** Begin EXTRACTED DATA **

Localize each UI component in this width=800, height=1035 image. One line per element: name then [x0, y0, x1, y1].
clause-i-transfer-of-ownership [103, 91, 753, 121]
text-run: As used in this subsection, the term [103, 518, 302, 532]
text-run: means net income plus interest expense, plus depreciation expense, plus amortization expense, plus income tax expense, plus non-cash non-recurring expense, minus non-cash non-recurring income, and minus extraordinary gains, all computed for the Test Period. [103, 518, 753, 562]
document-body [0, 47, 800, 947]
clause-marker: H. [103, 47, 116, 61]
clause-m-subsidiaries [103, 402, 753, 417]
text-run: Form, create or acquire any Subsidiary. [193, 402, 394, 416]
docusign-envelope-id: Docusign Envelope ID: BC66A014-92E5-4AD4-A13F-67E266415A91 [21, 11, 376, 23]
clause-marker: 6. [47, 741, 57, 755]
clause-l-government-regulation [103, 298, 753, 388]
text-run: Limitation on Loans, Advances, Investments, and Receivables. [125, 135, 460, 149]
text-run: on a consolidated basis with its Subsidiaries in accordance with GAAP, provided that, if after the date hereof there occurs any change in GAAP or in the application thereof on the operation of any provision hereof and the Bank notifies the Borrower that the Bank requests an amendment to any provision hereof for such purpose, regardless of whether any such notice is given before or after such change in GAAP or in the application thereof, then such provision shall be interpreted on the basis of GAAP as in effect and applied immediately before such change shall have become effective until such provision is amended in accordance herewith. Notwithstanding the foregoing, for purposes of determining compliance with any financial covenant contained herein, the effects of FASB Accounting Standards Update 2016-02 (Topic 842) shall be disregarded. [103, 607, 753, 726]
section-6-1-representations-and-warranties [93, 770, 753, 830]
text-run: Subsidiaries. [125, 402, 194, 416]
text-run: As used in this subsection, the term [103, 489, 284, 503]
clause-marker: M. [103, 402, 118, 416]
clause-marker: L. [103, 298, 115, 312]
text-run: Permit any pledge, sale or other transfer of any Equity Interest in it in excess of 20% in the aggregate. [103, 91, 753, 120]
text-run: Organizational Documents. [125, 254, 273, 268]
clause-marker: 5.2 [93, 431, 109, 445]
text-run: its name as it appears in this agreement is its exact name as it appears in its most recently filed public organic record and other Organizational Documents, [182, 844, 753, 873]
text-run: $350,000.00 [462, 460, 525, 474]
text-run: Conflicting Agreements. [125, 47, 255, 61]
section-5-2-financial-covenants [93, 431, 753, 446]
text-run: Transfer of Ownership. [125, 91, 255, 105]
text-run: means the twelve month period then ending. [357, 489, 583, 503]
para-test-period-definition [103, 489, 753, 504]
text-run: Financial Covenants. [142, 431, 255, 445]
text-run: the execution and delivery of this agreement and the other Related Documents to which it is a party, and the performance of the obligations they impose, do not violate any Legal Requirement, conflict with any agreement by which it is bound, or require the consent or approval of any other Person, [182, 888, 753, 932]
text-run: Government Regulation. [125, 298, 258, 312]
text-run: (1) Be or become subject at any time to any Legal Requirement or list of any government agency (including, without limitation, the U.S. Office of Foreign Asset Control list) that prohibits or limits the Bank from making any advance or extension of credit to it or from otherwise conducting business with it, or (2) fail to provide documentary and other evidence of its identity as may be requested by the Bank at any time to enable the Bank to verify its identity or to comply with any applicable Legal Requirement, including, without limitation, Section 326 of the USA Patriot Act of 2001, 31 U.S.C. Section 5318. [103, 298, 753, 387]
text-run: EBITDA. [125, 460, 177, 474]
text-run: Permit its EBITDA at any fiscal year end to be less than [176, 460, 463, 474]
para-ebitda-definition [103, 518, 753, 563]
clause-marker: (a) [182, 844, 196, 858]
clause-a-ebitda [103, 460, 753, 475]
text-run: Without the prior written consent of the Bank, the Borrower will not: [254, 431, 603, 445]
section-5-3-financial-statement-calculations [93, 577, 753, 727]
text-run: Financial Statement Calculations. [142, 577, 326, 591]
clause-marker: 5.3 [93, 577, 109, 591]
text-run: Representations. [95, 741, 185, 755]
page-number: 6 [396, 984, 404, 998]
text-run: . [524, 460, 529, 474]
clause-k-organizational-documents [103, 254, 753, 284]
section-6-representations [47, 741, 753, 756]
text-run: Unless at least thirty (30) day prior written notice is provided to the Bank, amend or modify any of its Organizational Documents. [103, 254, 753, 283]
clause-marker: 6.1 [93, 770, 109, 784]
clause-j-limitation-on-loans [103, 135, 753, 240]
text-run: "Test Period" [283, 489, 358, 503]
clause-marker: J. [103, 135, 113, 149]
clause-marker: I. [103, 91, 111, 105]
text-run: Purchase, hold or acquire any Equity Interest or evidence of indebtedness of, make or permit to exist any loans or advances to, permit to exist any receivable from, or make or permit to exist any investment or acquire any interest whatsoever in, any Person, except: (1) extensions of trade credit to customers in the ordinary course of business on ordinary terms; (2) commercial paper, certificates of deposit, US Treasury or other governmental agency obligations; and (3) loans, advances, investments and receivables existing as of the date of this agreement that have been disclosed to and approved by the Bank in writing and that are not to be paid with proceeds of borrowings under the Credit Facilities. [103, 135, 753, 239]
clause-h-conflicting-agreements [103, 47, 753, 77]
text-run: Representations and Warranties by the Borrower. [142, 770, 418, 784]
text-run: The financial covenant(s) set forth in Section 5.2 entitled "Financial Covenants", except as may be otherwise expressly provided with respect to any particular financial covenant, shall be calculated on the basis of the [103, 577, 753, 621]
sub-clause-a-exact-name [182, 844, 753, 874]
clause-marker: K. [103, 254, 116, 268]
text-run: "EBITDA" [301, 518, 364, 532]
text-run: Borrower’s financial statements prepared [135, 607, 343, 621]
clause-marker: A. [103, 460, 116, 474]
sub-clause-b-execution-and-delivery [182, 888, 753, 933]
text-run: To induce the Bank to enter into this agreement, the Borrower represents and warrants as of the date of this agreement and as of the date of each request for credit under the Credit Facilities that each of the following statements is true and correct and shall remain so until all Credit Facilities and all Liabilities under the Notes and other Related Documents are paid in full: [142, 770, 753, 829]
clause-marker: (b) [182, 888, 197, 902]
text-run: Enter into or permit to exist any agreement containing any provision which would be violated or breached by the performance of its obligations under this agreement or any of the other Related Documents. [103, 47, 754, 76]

** End EXTRACTED DATA **

> **GOAL OF THE EXERCISE**
Can you copy out every line of the entries above word for word, leaving nothing out and changing nothing?

> **FULL RESPONSE**
Localize each UI component in this width=800, height=1035 image. One line per element: name then [x0, y0, x1, y1].
clause-i-transfer-of-ownership [103, 91, 753, 121]
text-run: As used in this subsection, the term [103, 518, 302, 532]
text-run: means net income plus interest expense, plus depreciation expense, plus amortization expense, plus income tax expense, plus non-cash non-recurring expense, minus non-cash non-recurring income, and minus extraordinary gains, all computed for the Test Period. [103, 518, 753, 562]
document-body [0, 47, 800, 947]
clause-marker: H. [103, 47, 116, 61]
clause-m-subsidiaries [103, 402, 753, 417]
text-run: Form, create or acquire any Subsidiary. [193, 402, 394, 416]
docusign-envelope-id: Docusign Envelope ID: BC66A014-92E5-4AD4-A13F-67E266415A91 [21, 11, 376, 23]
clause-marker: 6. [47, 741, 57, 755]
clause-l-government-regulation [103, 298, 753, 388]
text-run: Limitation on Loans, Advances, Investments, and Receivables. [125, 135, 460, 149]
text-run: on a consolidated basis with its Subsidiaries in accordance with GAAP, provided that, if after the date hereof there occurs any change in GAAP or in the application thereof on the operation of any provision hereof and the Bank notifies the Borrower that the Bank requests an amendment to any provision hereof for such purpose, regardless of whether any such notice is given before or after such change in GAAP or in the application thereof, then such provision shall be interpreted on the basis of GAAP as in effect and applied immediately before such change shall have become effective until such provision is amended in accordance herewith. Notwithstanding the foregoing, for purposes of determining compliance with any financial covenant contained herein, the effects of FASB Accounting Standards Update 2016-02 (Topic 842) shall be disregarded. [103, 607, 753, 726]
section-6-1-representations-and-warranties [93, 770, 753, 830]
text-run: Subsidiaries. [125, 402, 194, 416]
text-run: As used in this subsection, the term [103, 489, 284, 503]
clause-marker: M. [103, 402, 118, 416]
clause-marker: L. [103, 298, 115, 312]
text-run: Permit any pledge, sale or other transfer of any Equity Interest in it in excess of 20% in the aggregate. [103, 91, 753, 120]
text-run: Organizational Documents. [125, 254, 273, 268]
clause-marker: 5.2 [93, 431, 109, 445]
text-run: its name as it appears in this agreement is its exact name as it appears in its most recently filed public organic record and other Organizational Documents, [182, 844, 753, 873]
text-run: $350,000.00 [462, 460, 525, 474]
text-run: Conflicting Agreements. [125, 47, 255, 61]
section-5-2-financial-covenants [93, 431, 753, 446]
text-run: Transfer of Ownership. [125, 91, 255, 105]
text-run: means the twelve month period then ending. [357, 489, 583, 503]
para-test-period-definition [103, 489, 753, 504]
text-run: Financial Covenants. [142, 431, 255, 445]
text-run: the execution and delivery of this agreement and the other Related Documents to which it is a party, and the performance of the obligations they impose, do not violate any Legal Requirement, conflict with any agreement by which it is bound, or require the consent or approval of any other Person, [182, 888, 753, 932]
text-run: Government Regulation. [125, 298, 258, 312]
text-run: (1) Be or become subject at any time to any Legal Requirement or list of any government agency (including, without limitation, the U.S. Office of Foreign Asset Control list) that prohibits or limits the Bank from making any advance or extension of credit to it or from otherwise conducting business with it, or (2) fail to provide documentary and other evidence of its identity as may be requested by the Bank at any time to enable the Bank to verify its identity or to comply with any applicable Legal Requirement, including, without limitation, Section 326 of the USA Patriot Act of 2001, 31 U.S.C. Section 5318. [103, 298, 753, 387]
text-run: EBITDA. [125, 460, 177, 474]
text-run: Permit its EBITDA at any fiscal year end to be less than [176, 460, 463, 474]
para-ebitda-definition [103, 518, 753, 563]
clause-marker: (a) [182, 844, 196, 858]
clause-a-ebitda [103, 460, 753, 475]
text-run: Without the prior written consent of the Bank, the Borrower will not: [254, 431, 603, 445]
section-5-3-financial-statement-calculations [93, 577, 753, 727]
text-run: Financial Statement Calculations. [142, 577, 326, 591]
clause-marker: 5.3 [93, 577, 109, 591]
text-run: Representations. [95, 741, 185, 755]
page-number: 6 [396, 984, 404, 998]
text-run: . [524, 460, 529, 474]
clause-k-organizational-documents [103, 254, 753, 284]
section-6-representations [47, 741, 753, 756]
text-run: Unless at least thirty (30) day prior written notice is provided to the Bank, amend or modify any of its Organizational Documents. [103, 254, 753, 283]
clause-marker: 6.1 [93, 770, 109, 784]
clause-j-limitation-on-loans [103, 135, 753, 240]
text-run: "Test Period" [283, 489, 358, 503]
clause-marker: J. [103, 135, 113, 149]
clause-marker: I. [103, 91, 111, 105]
text-run: Purchase, hold or acquire any Equity Interest or evidence of indebtedness of, make or permit to exist any loans or advances to, permit to exist any receivable from, or make or permit to exist any investment or acquire any interest whatsoever in, any Person, except: (1) extensions of trade credit to customers in the ordinary course of business on ordinary terms; (2) commercial paper, certificates of deposit, US Treasury or other governmental agency obligations; and (3) loans, advances, investments and receivables existing as of the date of this agreement that have been disclosed to and approved by the Bank in writing and that are not to be paid with proceeds of borrowings under the Credit Facilities. [103, 135, 753, 239]
clause-h-conflicting-agreements [103, 47, 753, 77]
text-run: Representations and Warranties by the Borrower. [142, 770, 418, 784]
text-run: The financial covenant(s) set forth in Section 5.2 entitled "Financial Covenants", except as may be otherwise expressly provided with respect to any particular financial covenant, shall be calculated on the basis of the [103, 577, 753, 621]
sub-clause-a-exact-name [182, 844, 753, 874]
clause-marker: K. [103, 254, 116, 268]
text-run: "EBITDA" [301, 518, 364, 532]
text-run: Borrower’s financial statements prepared [135, 607, 343, 621]
clause-marker: A. [103, 460, 116, 474]
sub-clause-b-execution-and-delivery [182, 888, 753, 933]
text-run: To induce the Bank to enter into this agreement, the Borrower represents and warrants as of the date of this agreement and as of the date of each request for credit under the Credit Facilities that each of the following statements is true and correct and shall remain so until all Credit Facilities and all Liabilities under the Notes and other Related Documents are paid in full: [142, 770, 753, 829]
clause-marker: (b) [182, 888, 197, 902]
text-run: Enter into or permit to exist any agreement containing any provision which would be violated or breached by the performance of its obligations under this agreement or any of the other Related Documents. [103, 47, 754, 76]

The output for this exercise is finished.